[begin Stored rows]
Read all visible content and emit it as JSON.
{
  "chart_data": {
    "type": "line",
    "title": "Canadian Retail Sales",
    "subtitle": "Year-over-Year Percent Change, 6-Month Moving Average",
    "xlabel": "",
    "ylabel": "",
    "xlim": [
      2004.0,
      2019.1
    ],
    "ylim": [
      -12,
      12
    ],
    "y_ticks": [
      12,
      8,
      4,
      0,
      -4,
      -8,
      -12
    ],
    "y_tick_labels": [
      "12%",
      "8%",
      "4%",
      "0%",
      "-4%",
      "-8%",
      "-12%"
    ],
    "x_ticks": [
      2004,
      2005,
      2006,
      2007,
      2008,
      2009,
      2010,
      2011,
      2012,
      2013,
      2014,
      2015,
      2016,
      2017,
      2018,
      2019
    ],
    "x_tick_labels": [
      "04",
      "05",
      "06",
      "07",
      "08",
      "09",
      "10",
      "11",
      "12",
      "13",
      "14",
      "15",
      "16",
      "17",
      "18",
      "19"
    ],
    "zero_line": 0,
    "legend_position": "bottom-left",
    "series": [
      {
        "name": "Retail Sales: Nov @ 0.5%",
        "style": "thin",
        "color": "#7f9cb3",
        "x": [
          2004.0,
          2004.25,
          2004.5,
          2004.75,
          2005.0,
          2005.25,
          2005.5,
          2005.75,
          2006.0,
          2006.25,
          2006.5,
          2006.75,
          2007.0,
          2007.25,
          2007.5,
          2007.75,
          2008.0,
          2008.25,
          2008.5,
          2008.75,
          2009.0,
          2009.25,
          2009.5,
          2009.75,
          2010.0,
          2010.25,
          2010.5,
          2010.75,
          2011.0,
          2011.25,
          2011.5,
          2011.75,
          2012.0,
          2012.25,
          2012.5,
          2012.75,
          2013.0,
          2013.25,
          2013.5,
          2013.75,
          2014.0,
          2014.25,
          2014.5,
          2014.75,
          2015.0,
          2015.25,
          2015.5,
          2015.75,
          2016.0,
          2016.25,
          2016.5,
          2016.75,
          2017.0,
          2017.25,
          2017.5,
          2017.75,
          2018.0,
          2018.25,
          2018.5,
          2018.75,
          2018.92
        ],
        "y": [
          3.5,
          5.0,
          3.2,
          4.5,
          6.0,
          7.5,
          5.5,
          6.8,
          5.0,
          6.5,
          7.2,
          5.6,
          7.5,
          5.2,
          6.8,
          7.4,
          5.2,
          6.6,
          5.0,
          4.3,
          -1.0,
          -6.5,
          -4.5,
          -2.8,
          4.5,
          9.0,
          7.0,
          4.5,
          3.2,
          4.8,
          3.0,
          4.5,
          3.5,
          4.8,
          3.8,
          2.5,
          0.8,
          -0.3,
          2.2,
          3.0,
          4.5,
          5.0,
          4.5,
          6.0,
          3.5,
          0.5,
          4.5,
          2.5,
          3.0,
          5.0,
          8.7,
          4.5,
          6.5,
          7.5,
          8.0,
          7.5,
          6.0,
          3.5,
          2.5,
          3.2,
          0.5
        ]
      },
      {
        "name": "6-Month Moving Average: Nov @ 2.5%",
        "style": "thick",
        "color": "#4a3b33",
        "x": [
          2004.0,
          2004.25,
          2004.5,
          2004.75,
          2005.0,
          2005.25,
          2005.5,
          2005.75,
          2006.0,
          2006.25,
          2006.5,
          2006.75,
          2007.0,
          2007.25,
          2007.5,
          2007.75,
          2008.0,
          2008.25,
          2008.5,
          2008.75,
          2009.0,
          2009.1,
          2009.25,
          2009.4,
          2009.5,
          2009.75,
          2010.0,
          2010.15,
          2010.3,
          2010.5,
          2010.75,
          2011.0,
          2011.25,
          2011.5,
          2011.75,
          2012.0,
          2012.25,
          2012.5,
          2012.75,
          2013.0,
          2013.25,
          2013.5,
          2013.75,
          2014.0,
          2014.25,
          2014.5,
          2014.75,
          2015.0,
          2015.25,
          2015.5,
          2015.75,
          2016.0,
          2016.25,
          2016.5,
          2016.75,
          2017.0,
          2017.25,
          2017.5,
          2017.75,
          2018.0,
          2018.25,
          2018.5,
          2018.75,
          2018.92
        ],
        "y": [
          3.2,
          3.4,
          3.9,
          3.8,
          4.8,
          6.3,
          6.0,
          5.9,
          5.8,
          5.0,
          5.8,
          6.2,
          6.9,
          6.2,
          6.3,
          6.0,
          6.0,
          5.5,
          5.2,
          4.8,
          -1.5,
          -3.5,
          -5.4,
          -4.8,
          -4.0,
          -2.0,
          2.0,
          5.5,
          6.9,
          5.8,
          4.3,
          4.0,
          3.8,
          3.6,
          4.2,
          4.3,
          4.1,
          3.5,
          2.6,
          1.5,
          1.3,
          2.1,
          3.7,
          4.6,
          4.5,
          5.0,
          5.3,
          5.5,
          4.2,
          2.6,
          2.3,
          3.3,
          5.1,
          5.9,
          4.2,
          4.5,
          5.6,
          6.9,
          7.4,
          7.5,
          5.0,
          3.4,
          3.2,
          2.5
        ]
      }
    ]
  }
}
[end Stored rows]
Go through the entries and return each line where the word "Month" appears.

Output for this task —
    "subtitle": "Year-over-Year Percent Change, 6-Month Moving Average",
        "name": "6-Month Moving Average: Nov @ 2.5%",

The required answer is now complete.